What the task asks - Without the pictures, reproduce the records that follow exactly.

Data records:
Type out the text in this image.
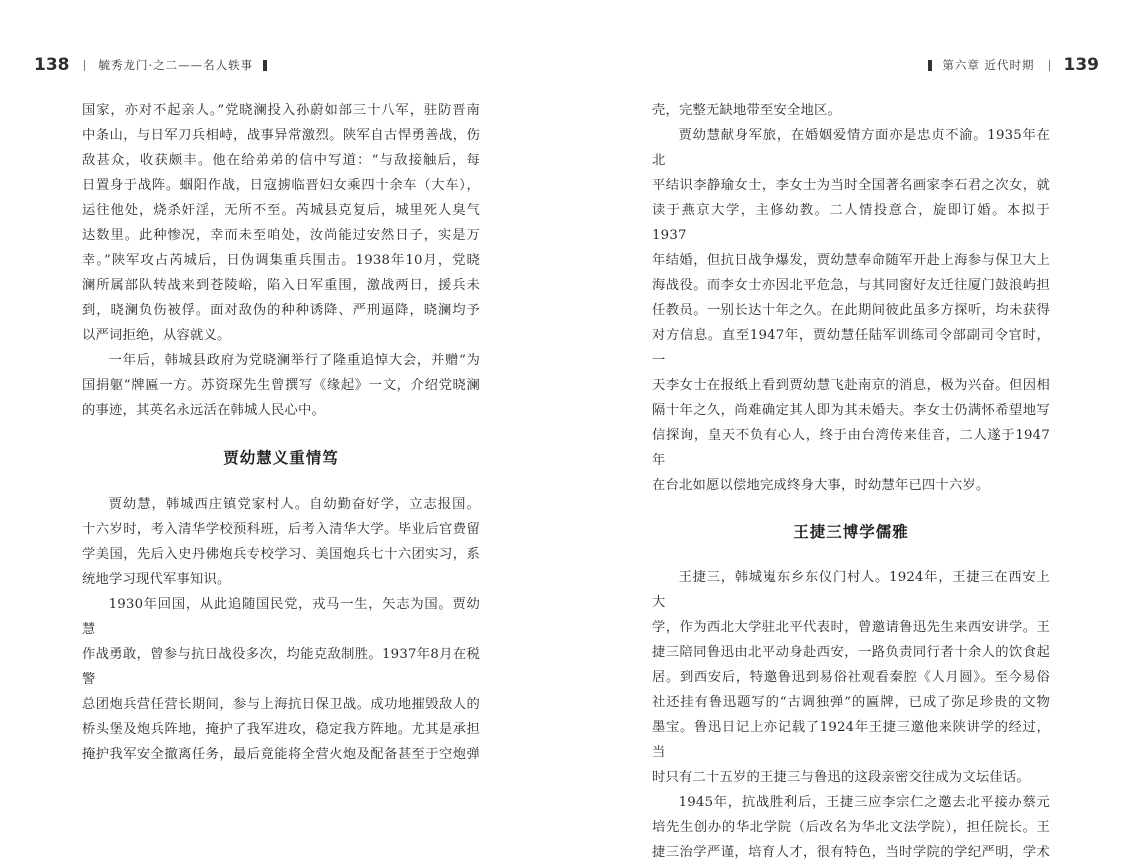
138	毓秀龙门·之二——名人轶事	第六章 近代时期 139

国家，亦对不起亲人。”党晓澜投入孙蔚如部三十八军，驻防晋南

中条山，与日军刀兵相峙，战事异常激烈。陕军自古悍勇善战，伤

敌甚众，收获颇丰。他在给弟弟的信中写道：“与敌接触后，每

日置身于战阵。蝈阳作战，日寇掳临晋妇女乘四十余车（大车），

运往他处，烧杀奸淫，无所不至。芮城县克复后，城里死人臭气

达数里。此种惨况，幸而未至咱处，汝尚能过安然日子，实是万

幸。”陕军攻占芮城后，日伪调集重兵围击。1938年10月，党晓

澜所属部队转战来到苍陵峪，陷入日军重围，激战两日，援兵未

到，晓澜负伤被俘。面对敌伪的种种诱降、严刑逼降，晓澜均予

以严词拒绝，从容就义。

一年后，韩城县政府为党晓澜举行了隆重追悼大会，并赠“为

国捐躯”牌匾一方。苏资琛先生曾撰写《缘起》一文，介绍党晓澜

的事迹，其英名永远活在韩城人民心中。

贾幼慧义重情笃

贾幼慧，韩城西庄镇党家村人。自幼勤奋好学，立志报国。

十六岁时，考入清华学校预科班，后考入清华大学。毕业后官费留

学美国，先后入史丹佛炮兵专校学习、美国炮兵七十六团实习，系

统地学习现代军事知识。

1930年回国，从此追随国民党，戎马一生，矢志为国。贾幼慧

作战勇敢，曾参与抗日战役多次，均能克敌制胜。1937年8月在税警

总团炮兵营任营长期间，参与上海抗日保卫战。成功地摧毁敌人的

桥头堡及炮兵阵地，掩护了我军进攻，稳定我方阵地。尤其是承担

掩护我军安全撤离任务，最后竟能将全营火炮及配备甚至于空炮弹

壳，完整无缺地带至安全地区。

贾幼慧献身军旅，在婚姻爱情方面亦是忠贞不渝。1935年在北

平结识李静瑜女士，李女士为当时全国著名画家李石君之次女，就

读于燕京大学，主修幼教。二人情投意合，旋即订婚。本拟于1937

年结婚，但抗日战争爆发，贾幼慧奉命随军开赴上海参与保卫大上

海战役。而李女士亦因北平危急，与其同窗好友迁往厦门鼓浪屿担

任教员。一别长达十年之久。在此期间彼此虽多方探听，均未获得

对方信息。直至1947年，贾幼慧任陆军训练司令部副司令官时，一

天李女士在报纸上看到贾幼慧飞赴南京的消息，极为兴奋。但因相

隔十年之久，尚难确定其人即为其未婚夫。李女士仍满怀希望地写

信探询，皇天不负有心人，终于由台湾传来佳音，二人遂于1947年

在台北如愿以偿地完成终身大事，时幼慧年已四十六岁。

王捷三博学儒雅

王捷三，韩城嵬东乡东仪门村人。1924年，王捷三在西安上大

学，作为西北大学驻北平代表时，曾邀请鲁迅先生来西安讲学。王

捷三陪同鲁迅由北平动身赴西安，一路负责同行者十余人的饮食起

居。到西安后，特邀鲁迅到易俗社观看秦腔《人月圆》。至今易俗

社还挂有鲁迅题写的“古调独弹”的匾牌，已成了弥足珍贵的文物

墨宝。鲁迅日记上亦记载了1924年王捷三邀他来陕讲学的经过，当

时只有二十五岁的王捷三与鲁迅的这段亲密交往成为文坛佳话。

1945年，抗战胜利后，王捷三应李宗仁之邀去北平接办蔡元

培先生创办的华北学院（后改名为华北文法学院），担任院长。王

捷三治学严谨，培育人才，很有特色，当时学院的学纪严明，学术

Reply -
Type out the text in this image.
138	毓秀龙门·之二——名人轶事	第六章 近代时期 139

国家，亦对不起亲人。”党晓澜投入孙蔚如部三十八军，驻防晋南

中条山，与日军刀兵相峙，战事异常激烈。陕军自古悍勇善战，伤

敌甚众，收获颇丰。他在给弟弟的信中写道：“与敌接触后，每

日置身于战阵。蝈阳作战，日寇掳临晋妇女乘四十余车（大车），

运往他处，烧杀奸淫，无所不至。芮城县克复后，城里死人臭气

达数里。此种惨况，幸而未至咱处，汝尚能过安然日子，实是万

幸。”陕军攻占芮城后，日伪调集重兵围击。1938年10月，党晓

澜所属部队转战来到苍陵峪，陷入日军重围，激战两日，援兵未

到，晓澜负伤被俘。面对敌伪的种种诱降、严刑逼降，晓澜均予

以严词拒绝，从容就义。

一年后，韩城县政府为党晓澜举行了隆重追悼大会，并赠“为

国捐躯”牌匾一方。苏资琛先生曾撰写《缘起》一文，介绍党晓澜

的事迹，其英名永远活在韩城人民心中。

贾幼慧义重情笃

贾幼慧，韩城西庄镇党家村人。自幼勤奋好学，立志报国。

十六岁时，考入清华学校预科班，后考入清华大学。毕业后官费留

学美国，先后入史丹佛炮兵专校学习、美国炮兵七十六团实习，系

统地学习现代军事知识。

1930年回国，从此追随国民党，戎马一生，矢志为国。贾幼慧

作战勇敢，曾参与抗日战役多次，均能克敌制胜。1937年8月在税警

总团炮兵营任营长期间，参与上海抗日保卫战。成功地摧毁敌人的

桥头堡及炮兵阵地，掩护了我军进攻，稳定我方阵地。尤其是承担

掩护我军安全撤离任务，最后竟能将全营火炮及配备甚至于空炮弹

壳，完整无缺地带至安全地区。

贾幼慧献身军旅，在婚姻爱情方面亦是忠贞不渝。1935年在北

平结识李静瑜女士，李女士为当时全国著名画家李石君之次女，就

读于燕京大学，主修幼教。二人情投意合，旋即订婚。本拟于1937

年结婚，但抗日战争爆发，贾幼慧奉命随军开赴上海参与保卫大上

海战役。而李女士亦因北平危急，与其同窗好友迁往厦门鼓浪屿担

任教员。一别长达十年之久。在此期间彼此虽多方探听，均未获得

对方信息。直至1947年，贾幼慧任陆军训练司令部副司令官时，一

天李女士在报纸上看到贾幼慧飞赴南京的消息，极为兴奋。但因相

隔十年之久，尚难确定其人即为其未婚夫。李女士仍满怀希望地写

信探询，皇天不负有心人，终于由台湾传来佳音，二人遂于1947年

在台北如愿以偿地完成终身大事，时幼慧年已四十六岁。

王捷三博学儒雅

王捷三，韩城嵬东乡东仪门村人。1924年，王捷三在西安上大

学，作为西北大学驻北平代表时，曾邀请鲁迅先生来西安讲学。王

捷三陪同鲁迅由北平动身赴西安，一路负责同行者十余人的饮食起

居。到西安后，特邀鲁迅到易俗社观看秦腔《人月圆》。至今易俗

社还挂有鲁迅题写的“古调独弹”的匾牌，已成了弥足珍贵的文物

墨宝。鲁迅日记上亦记载了1924年王捷三邀他来陕讲学的经过，当

时只有二十五岁的王捷三与鲁迅的这段亲密交往成为文坛佳话。

1945年，抗战胜利后，王捷三应李宗仁之邀去北平接办蔡元

培先生创办的华北学院（后改名为华北文法学院），担任院长。王

捷三治学严谨，培育人才，很有特色，当时学院的学纪严明，学术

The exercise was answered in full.